# EXERCISE PROMPT
Only the number is wanted: count the lines in the data with "лесном" in them.

[Extracted records]

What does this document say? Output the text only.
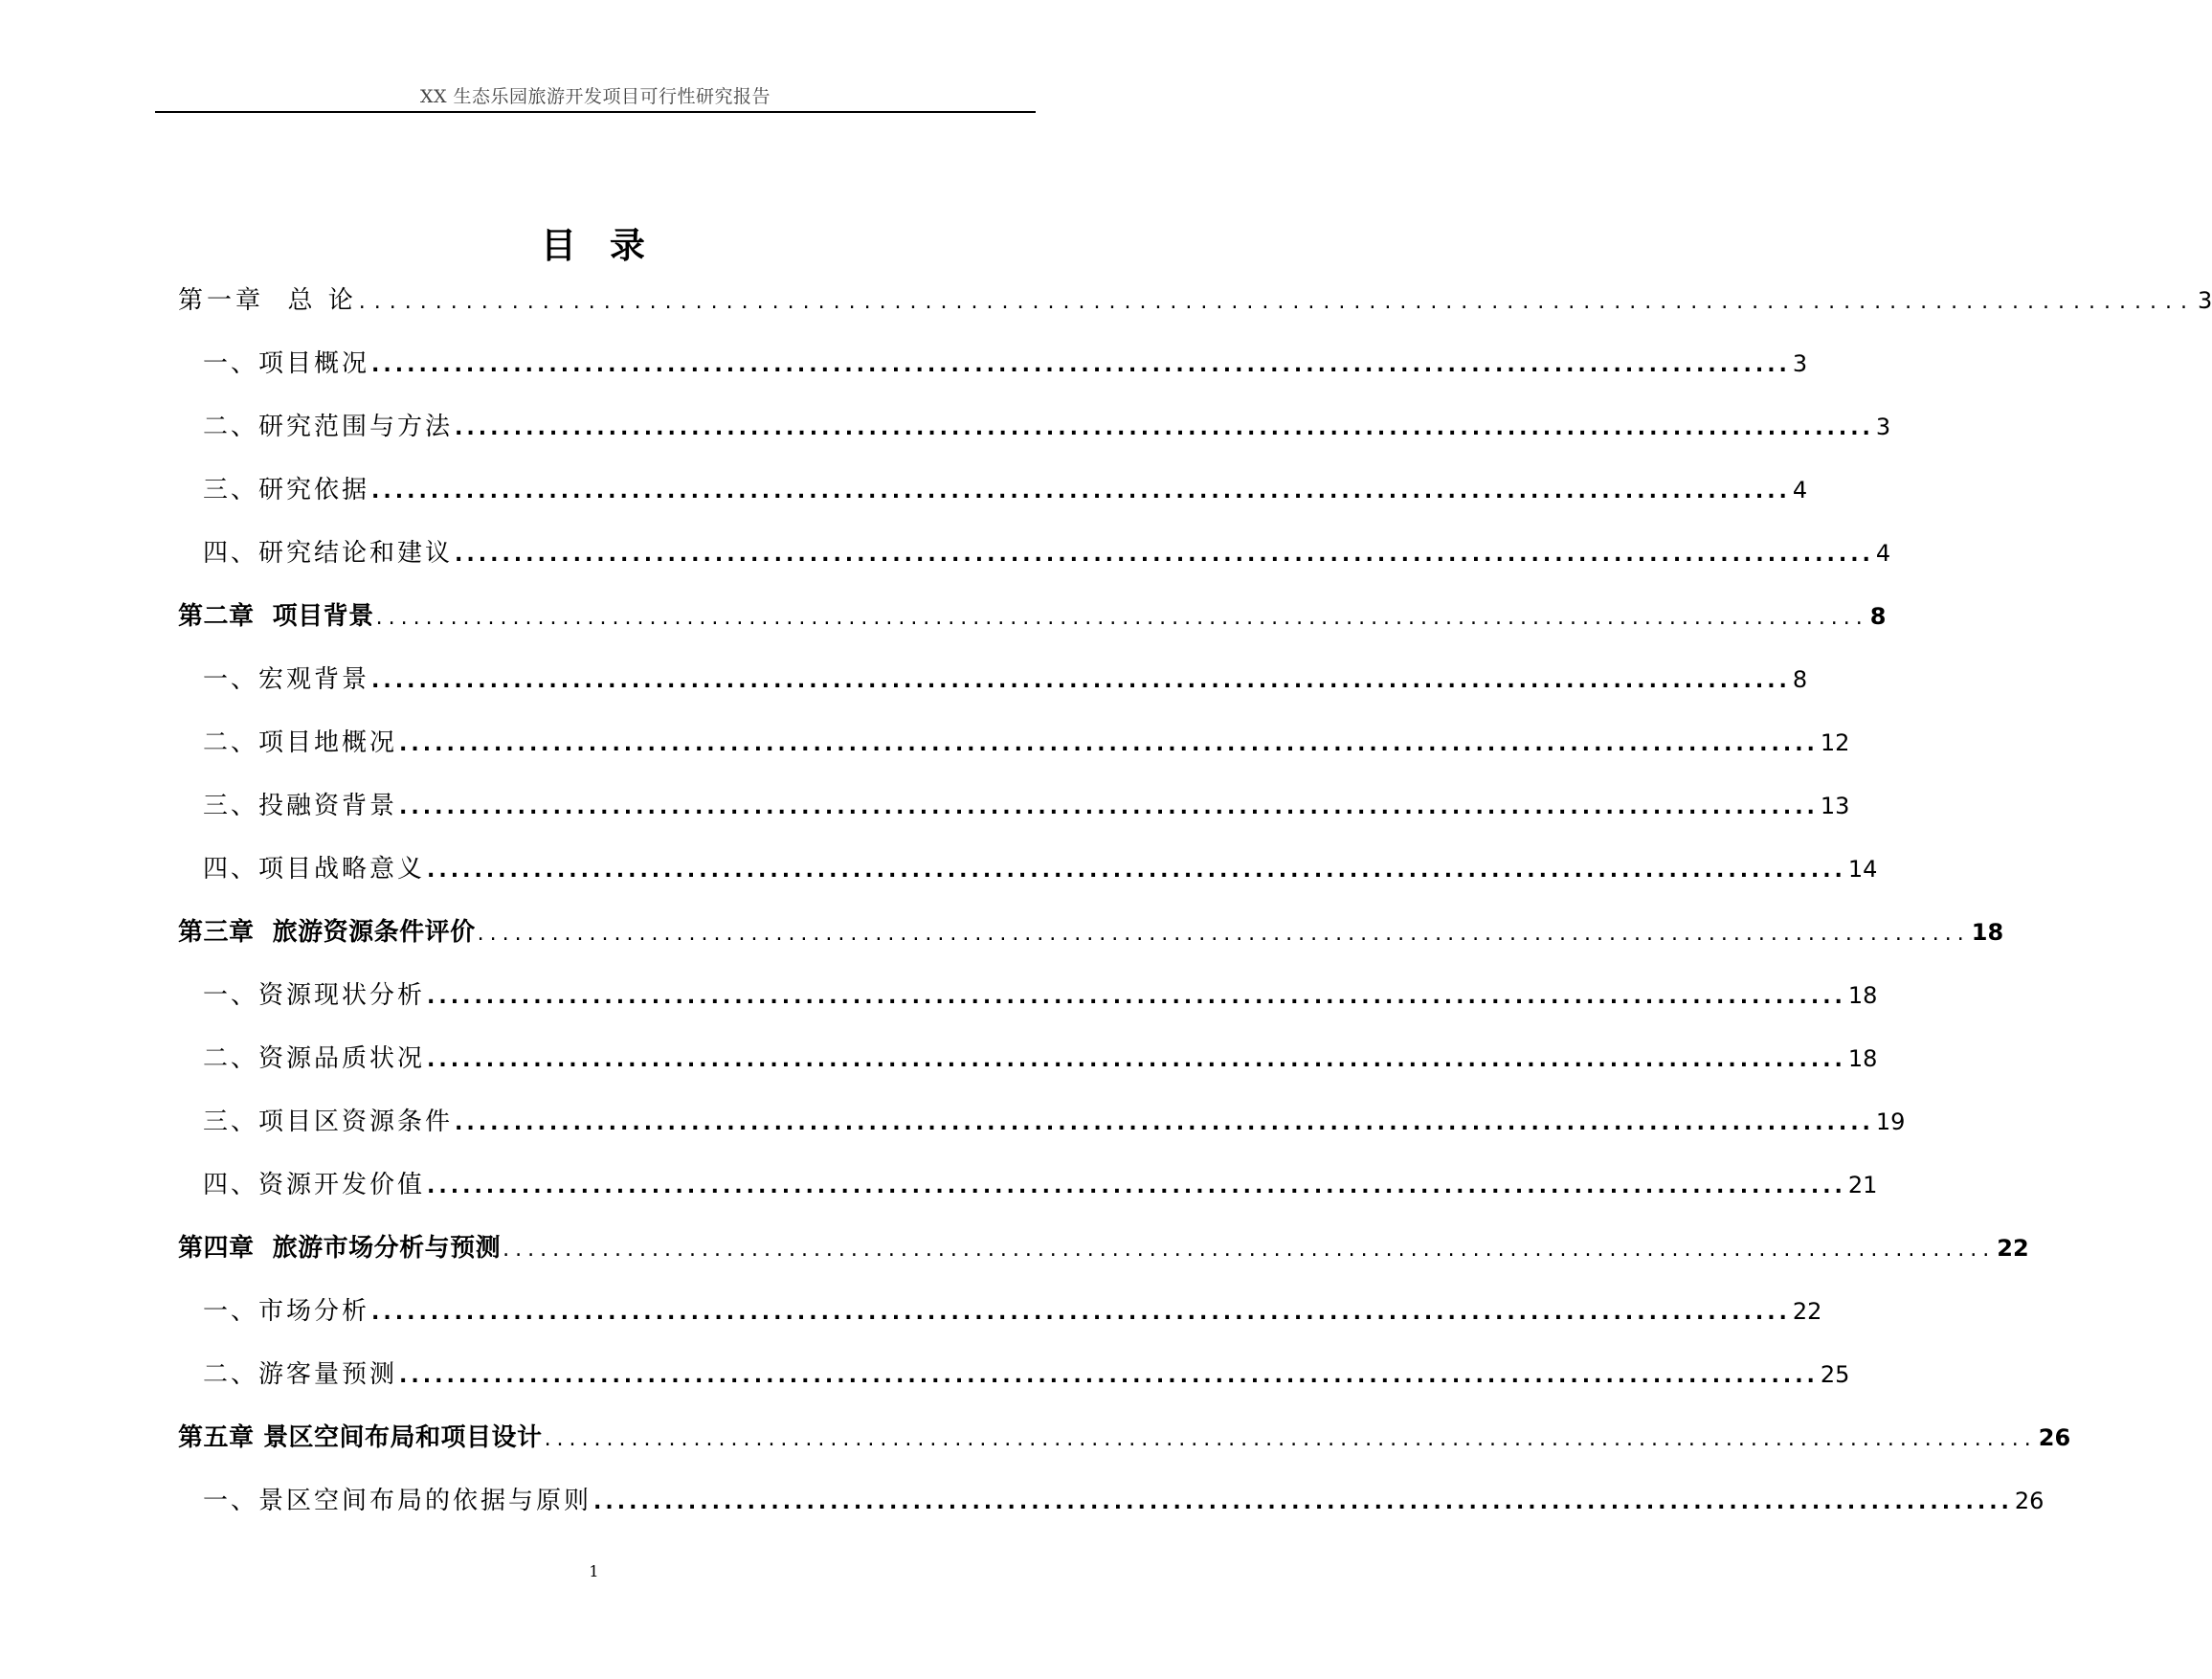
XX 生态乐园旅游开发项目可行性研究报告
目 录
第一章  总 论 ........................................................................................................................ 3
一、项目概况 ........................................................................................................................ 3
二、研究范围与方法 ........................................................................................................................ 3
三、研究依据 ........................................................................................................................ 4
四、研究结论和建议 ........................................................................................................................ 4
第二章  项目背景 ........................................................................................................................ 8
一、宏观背景 ........................................................................................................................ 8
二、项目地概况 ........................................................................................................................ 12
三、投融资背景 ........................................................................................................................ 13
四、项目战略意义 ........................................................................................................................ 14
第三章  旅游资源条件评价 ........................................................................................................................ 18
一、资源现状分析 ........................................................................................................................ 18
二、资源品质状况 ........................................................................................................................ 18
三、项目区资源条件 ........................................................................................................................ 19
四、资源开发价值 ........................................................................................................................ 21
第四章  旅游市场分析与预测 ........................................................................................................................ 22
一、市场分析 ........................................................................................................................ 22
二、游客量预测 ........................................................................................................................ 25
第五章 景区空间布局和项目设计 ........................................................................................................................ 26
一、景区空间布局的依据与原则 ........................................................................................................................ 26
1
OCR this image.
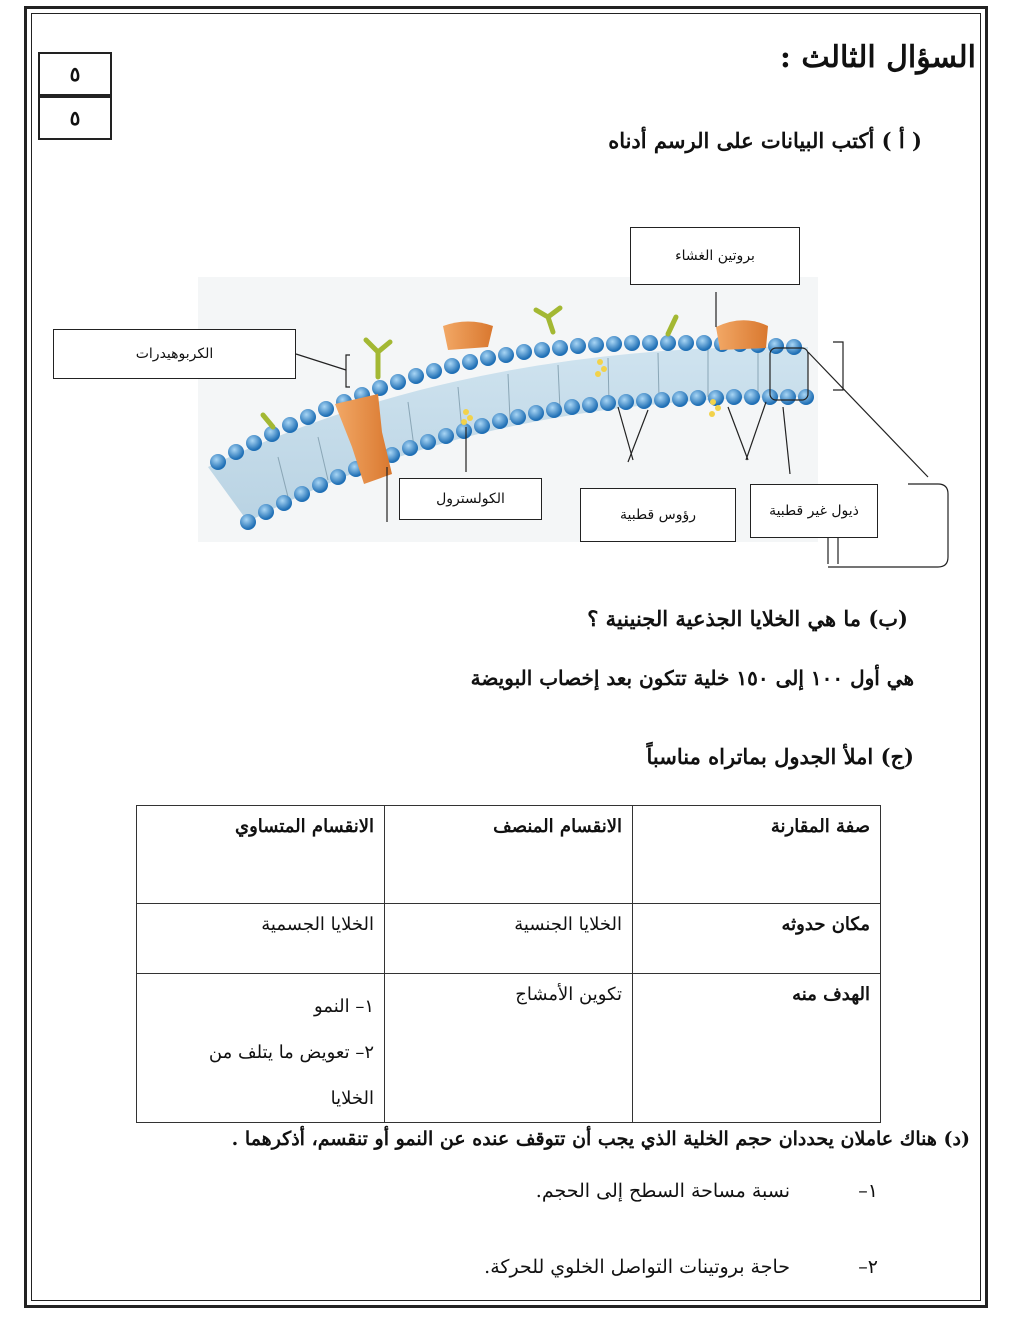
٥
٥
السؤال الثالث :
( أ ) أكتب البيانات على الرسم أدناه
بروتين الغشاء
الكربوهيدرات
الكولسترول
رؤوس قطبية	ذيول غير قطبية
(ب) ما هي الخلايا الجذعية الجنينية ؟
هي أول ١٠٠ إلى ١٥٠ خلية تتكون بعد إخصاب البويضة
(ج) املأ الجدول بماتراه مناسباً
صفة المقارنة	الانقسام المنصف	الانقسام المتساوي
مكان حدوثه	الخلايا الجنسية	الخلايا الجسمية
الهدف منه	تكوين الأمشاج	١– النمو
٢– تعويض ما يتلف من
الخلايا
(د) هناك عاملان يحددان حجم الخلية الذي يجب أن تتوقف عنده عن النمو أو تنقسم، أذكرهما .
١–
نسبة مساحة السطح إلى الحجم.
٢–
حاجة بروتينات التواصل الخلوي للحركة.
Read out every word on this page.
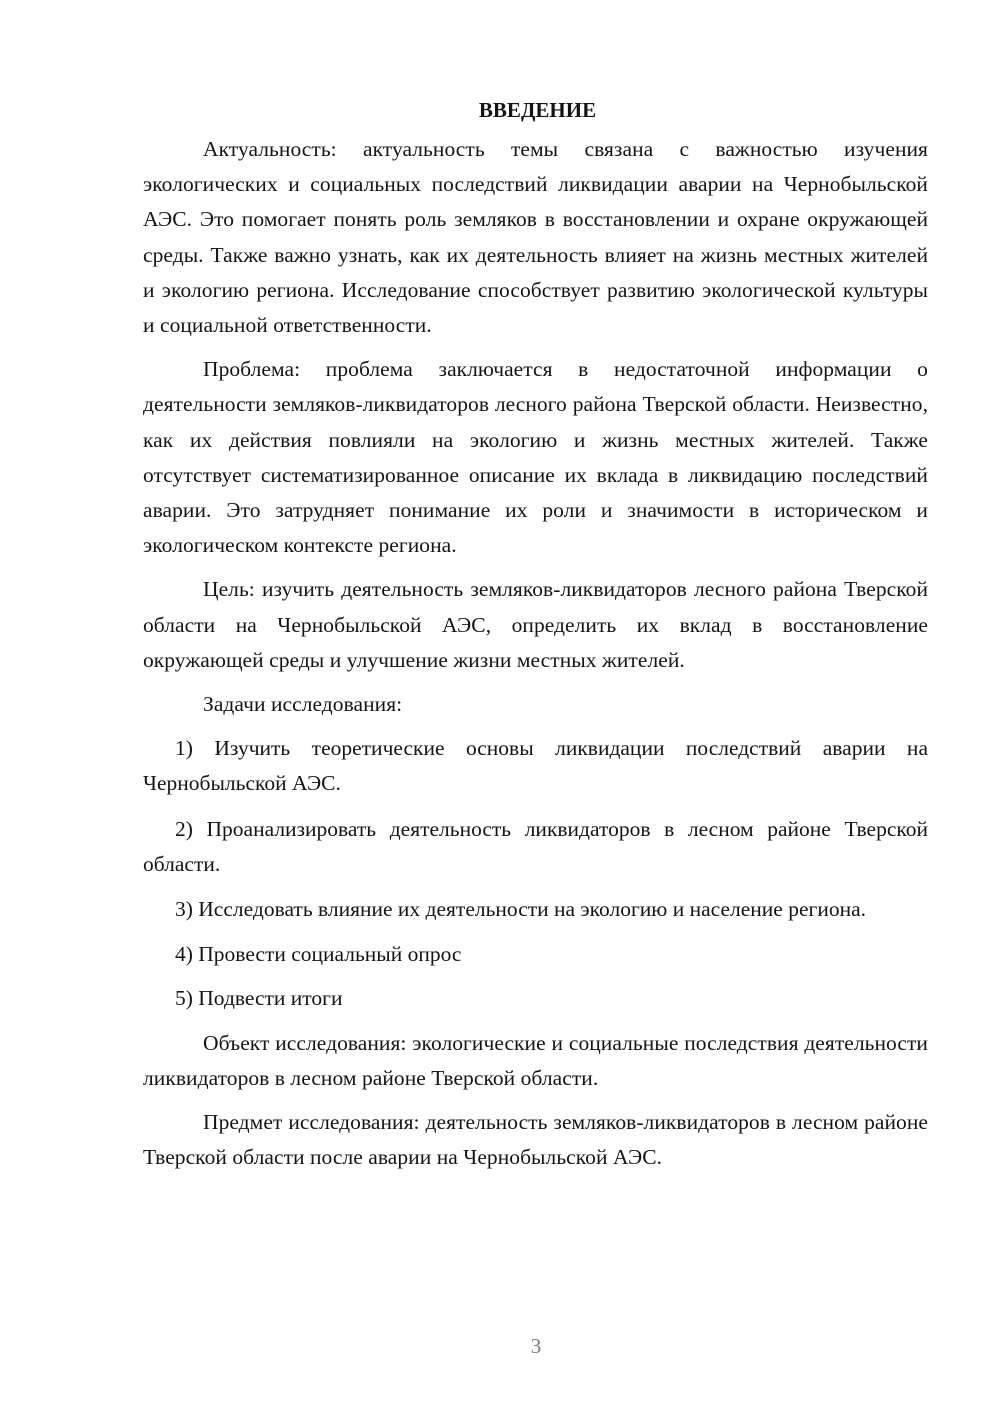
ВВЕДЕНИЕ

Актуальность: актуальность темы связана с важностью изучения экологических и социальных последствий ликвидации аварии на Чернобыльской АЭС. Это помогает понять роль земляков в восстановлении и охране окружающей среды. Также важно узнать, как их деятельность влияет на жизнь местных жителей и экологию региона. Исследование способствует развитию экологической культуры и социальной ответственности.

Проблема: проблема заключается в недостаточной информации о деятельности земляков-ликвидаторов лесного района Тверской области. Неизвестно, как их действия повлияли на экологию и жизнь местных жителей. Также отсутствует систематизированное описание их вклада в ликвидацию последствий аварии. Это затрудняет понимание их роли и значимости в историческом и экологическом контексте региона.

Цель: изучить деятельность земляков-ликвидаторов лесного района Тверской области на Чернобыльской АЭС, определить их вклад в восстановление окружающей среды и улучшение жизни местных жителей.

Задачи исследования:

1) Изучить теоретические основы ликвидации последствий аварии на Чернобыльской АЭС.

2) Проанализировать деятельность ликвидаторов в лесном районе Тверской области.

3) Исследовать влияние их деятельности на экологию и население региона.

4) Провести социальный опрос

5) Подвести итоги

Объект исследования: экологические и социальные последствия деятельности ликвидаторов в лесном районе Тверской области.

Предмет исследования: деятельность земляков-ликвидаторов в лесном районе Тверской области после аварии на Чернобыльской АЭС.

3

# TASK ANSWER
3